== PROBLEM ==
Pull out each line of the data that includes the word "Comisión".

━━━━━━━━━━━━━━━━━━━━━━━━━━━━━━

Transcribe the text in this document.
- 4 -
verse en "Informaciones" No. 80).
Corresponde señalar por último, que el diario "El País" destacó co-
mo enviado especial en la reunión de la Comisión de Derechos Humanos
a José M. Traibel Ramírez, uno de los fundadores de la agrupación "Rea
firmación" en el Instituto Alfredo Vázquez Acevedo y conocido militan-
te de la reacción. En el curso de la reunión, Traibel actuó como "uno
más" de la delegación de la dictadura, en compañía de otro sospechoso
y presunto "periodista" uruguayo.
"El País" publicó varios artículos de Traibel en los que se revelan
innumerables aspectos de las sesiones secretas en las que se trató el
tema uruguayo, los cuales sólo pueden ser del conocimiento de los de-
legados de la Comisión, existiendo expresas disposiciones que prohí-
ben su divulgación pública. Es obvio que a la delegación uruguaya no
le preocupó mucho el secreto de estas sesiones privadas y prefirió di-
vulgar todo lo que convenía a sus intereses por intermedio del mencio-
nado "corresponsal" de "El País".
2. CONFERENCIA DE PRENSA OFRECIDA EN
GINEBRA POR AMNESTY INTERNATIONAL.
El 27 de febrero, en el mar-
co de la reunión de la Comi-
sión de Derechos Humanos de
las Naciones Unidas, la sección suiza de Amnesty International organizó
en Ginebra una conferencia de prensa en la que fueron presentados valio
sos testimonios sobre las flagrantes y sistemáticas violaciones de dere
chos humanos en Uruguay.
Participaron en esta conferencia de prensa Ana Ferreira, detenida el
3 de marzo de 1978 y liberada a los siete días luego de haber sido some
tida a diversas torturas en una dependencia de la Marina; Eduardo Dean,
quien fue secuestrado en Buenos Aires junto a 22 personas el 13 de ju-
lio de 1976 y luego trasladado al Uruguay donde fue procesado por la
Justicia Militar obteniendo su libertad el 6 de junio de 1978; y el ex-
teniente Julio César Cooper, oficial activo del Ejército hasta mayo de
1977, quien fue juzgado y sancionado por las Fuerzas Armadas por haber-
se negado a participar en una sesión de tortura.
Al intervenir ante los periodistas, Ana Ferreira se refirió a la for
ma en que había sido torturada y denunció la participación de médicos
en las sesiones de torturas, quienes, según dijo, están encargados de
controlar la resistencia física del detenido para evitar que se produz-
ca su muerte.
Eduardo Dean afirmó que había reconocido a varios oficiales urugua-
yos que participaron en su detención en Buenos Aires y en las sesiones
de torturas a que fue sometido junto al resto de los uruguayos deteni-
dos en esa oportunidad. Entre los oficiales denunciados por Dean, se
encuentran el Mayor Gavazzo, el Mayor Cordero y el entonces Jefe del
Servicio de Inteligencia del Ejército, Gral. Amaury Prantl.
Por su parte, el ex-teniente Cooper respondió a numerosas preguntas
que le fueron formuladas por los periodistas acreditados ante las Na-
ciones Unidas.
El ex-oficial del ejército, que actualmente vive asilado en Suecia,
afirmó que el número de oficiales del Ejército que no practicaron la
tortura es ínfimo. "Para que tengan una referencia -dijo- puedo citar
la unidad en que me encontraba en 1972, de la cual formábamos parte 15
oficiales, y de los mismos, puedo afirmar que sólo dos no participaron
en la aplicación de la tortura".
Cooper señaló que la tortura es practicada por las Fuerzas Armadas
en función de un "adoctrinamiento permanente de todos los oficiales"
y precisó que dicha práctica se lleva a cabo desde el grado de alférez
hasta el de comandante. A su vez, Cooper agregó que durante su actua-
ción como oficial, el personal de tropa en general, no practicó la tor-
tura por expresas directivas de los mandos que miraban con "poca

━━━━━━━━━━━━━━━━━━━━━━━━━━━━━━

== THE COMPLETED TASK ==
mo enviado especial en la reunión de la Comisión de Derechos Humanos
legados de la Comisión, existiendo expresas disposiciones que prohí-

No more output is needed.